▶ _PROBLEM TO SOLVE_
Repeat each record exactly as written, and drop any images.

============================================================

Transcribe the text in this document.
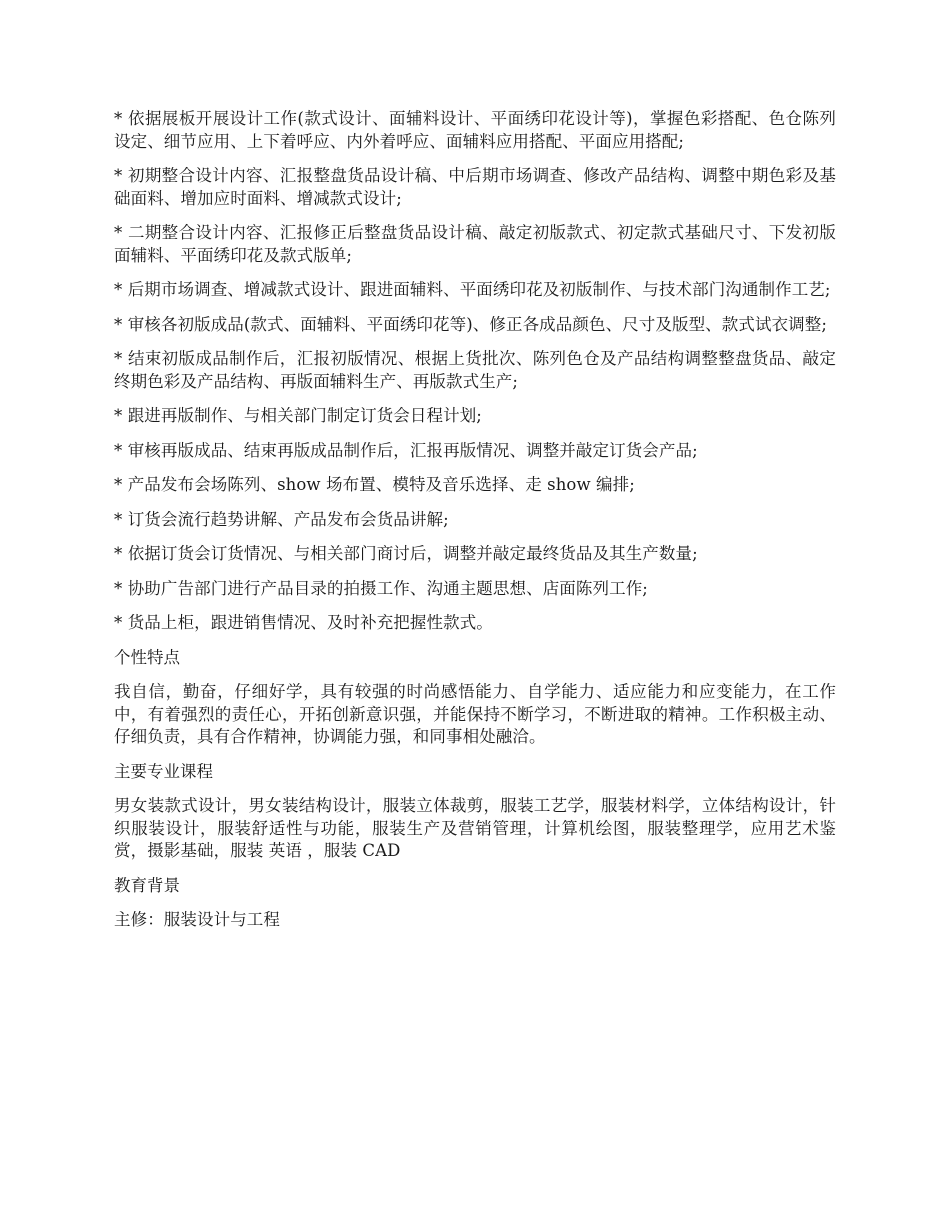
* 依据展板开展设计工作(款式设计、面辅料设计、平面绣印花设计等)，掌握色彩搭配、色仓陈列设定、细节应用、上下着呼应、内外着呼应、面辅料应用搭配、平面应用搭配;

* 初期整合设计内容、汇报整盘货品设计稿、中后期市场调查、修改产品结构、调整中期色彩及基础面料、增加应时面料、增减款式设计;

* 二期整合设计内容、汇报修正后整盘货品设计稿、敲定初版款式、初定款式基础尺寸、下发初版面辅料、平面绣印花及款式版单;

* 后期市场调查、增减款式设计、跟进面辅料、平面绣印花及初版制作、与技术部门沟通制作工艺;

* 审核各初版成品(款式、面辅料、平面绣印花等)、修正各成品颜色、尺寸及版型、款式试衣调整;

* 结束初版成品制作后，汇报初版情况、根据上货批次、陈列色仓及产品结构调整整盘货品、敲定终期色彩及产品结构、再版面辅料生产、再版款式生产;

* 跟进再版制作、与相关部门制定订货会日程计划;

* 审核再版成品、结束再版成品制作后，汇报再版情况、调整并敲定订货会产品;

* 产品发布会场陈列、show 场布置、模特及音乐选择、走 show 编排;

* 订货会流行趋势讲解、产品发布会货品讲解;

* 依据订货会订货情况、与相关部门商讨后，调整并敲定最终货品及其生产数量;

* 协助广告部门进行产品目录的拍摄工作、沟通主题思想、店面陈列工作;

* 货品上柜，跟进销售情况、及时补充把握性款式。

个性特点

我自信，勤奋，仔细好学，具有较强的时尚感悟能力、自学能力、适应能力和应变能力，在工作中，有着强烈的责任心，开拓创新意识强，并能保持不断学习，不断进取的精神。工作积极主动、仔细负责，具有合作精神，协调能力强，和同事相处融洽。

主要专业课程

男女装款式设计，男女装结构设计，服装立体裁剪，服装工艺学，服装材料学，立体结构设计，针织服装设计，服装舒适性与功能，服装生产及营销管理，计算机绘图，服装整理学，应用艺术鉴赏，摄影基础，服装 英语 ，服装 CAD

教育背景

主修：服装设计与工程
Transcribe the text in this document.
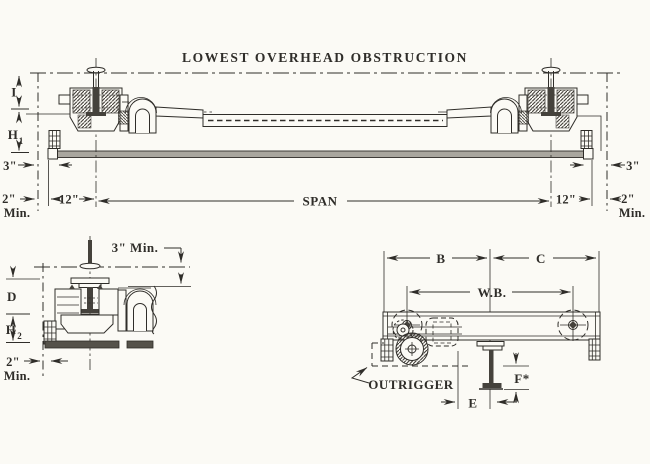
LOWEST OVERHEAD OBSTRUCTION
I
H 1
3"
2"
Min.
12"	SPAN	12"
3"
2"
Min.
3" Min.
D
H 2
2"
Min.
B	C
W.B.
OUTRIGGER	F*
E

============================================================

▶ _RESULT OF THIS TASK_
Transcribe the text in this document.
* 依据展板开展设计工作(款式设计、面辅料设计、平面绣印花设计等)，掌握色彩搭配、色仓陈列设定、细节应用、上下着呼应、内外着呼应、面辅料应用搭配、平面应用搭配;

* 初期整合设计内容、汇报整盘货品设计稿、中后期市场调查、修改产品结构、调整中期色彩及基础面料、增加应时面料、增减款式设计;

* 二期整合设计内容、汇报修正后整盘货品设计稿、敲定初版款式、初定款式基础尺寸、下发初版面辅料、平面绣印花及款式版单;

* 后期市场调查、增减款式设计、跟进面辅料、平面绣印花及初版制作、与技术部门沟通制作工艺;

* 审核各初版成品(款式、面辅料、平面绣印花等)、修正各成品颜色、尺寸及版型、款式试衣调整;

* 结束初版成品制作后，汇报初版情况、根据上货批次、陈列色仓及产品结构调整整盘货品、敲定终期色彩及产品结构、再版面辅料生产、再版款式生产;

* 跟进再版制作、与相关部门制定订货会日程计划;

* 审核再版成品、结束再版成品制作后，汇报再版情况、调整并敲定订货会产品;

* 产品发布会场陈列、show 场布置、模特及音乐选择、走 show 编排;

* 订货会流行趋势讲解、产品发布会货品讲解;

* 依据订货会订货情况、与相关部门商讨后，调整并敲定最终货品及其生产数量;

* 协助广告部门进行产品目录的拍摄工作、沟通主题思想、店面陈列工作;

* 货品上柜，跟进销售情况、及时补充把握性款式。

个性特点

我自信，勤奋，仔细好学，具有较强的时尚感悟能力、自学能力、适应能力和应变能力，在工作中，有着强烈的责任心，开拓创新意识强，并能保持不断学习，不断进取的精神。工作积极主动、仔细负责，具有合作精神，协调能力强，和同事相处融洽。

主要专业课程

男女装款式设计，男女装结构设计，服装立体裁剪，服装工艺学，服装材料学，立体结构设计，针织服装设计，服装舒适性与功能，服装生产及营销管理，计算机绘图，服装整理学，应用艺术鉴赏，摄影基础，服装 英语 ，服装 CAD

教育背景

主修：服装设计与工程
Transcribe the text in this document.
LOWEST OVERHEAD OBSTRUCTION
I
H 1
3"
2"
Min.
12"	SPAN	12"
3"
2"
Min.
3" Min.
D
H 2
2"
Min.
B	C
W.B.
OUTRIGGER	F*
E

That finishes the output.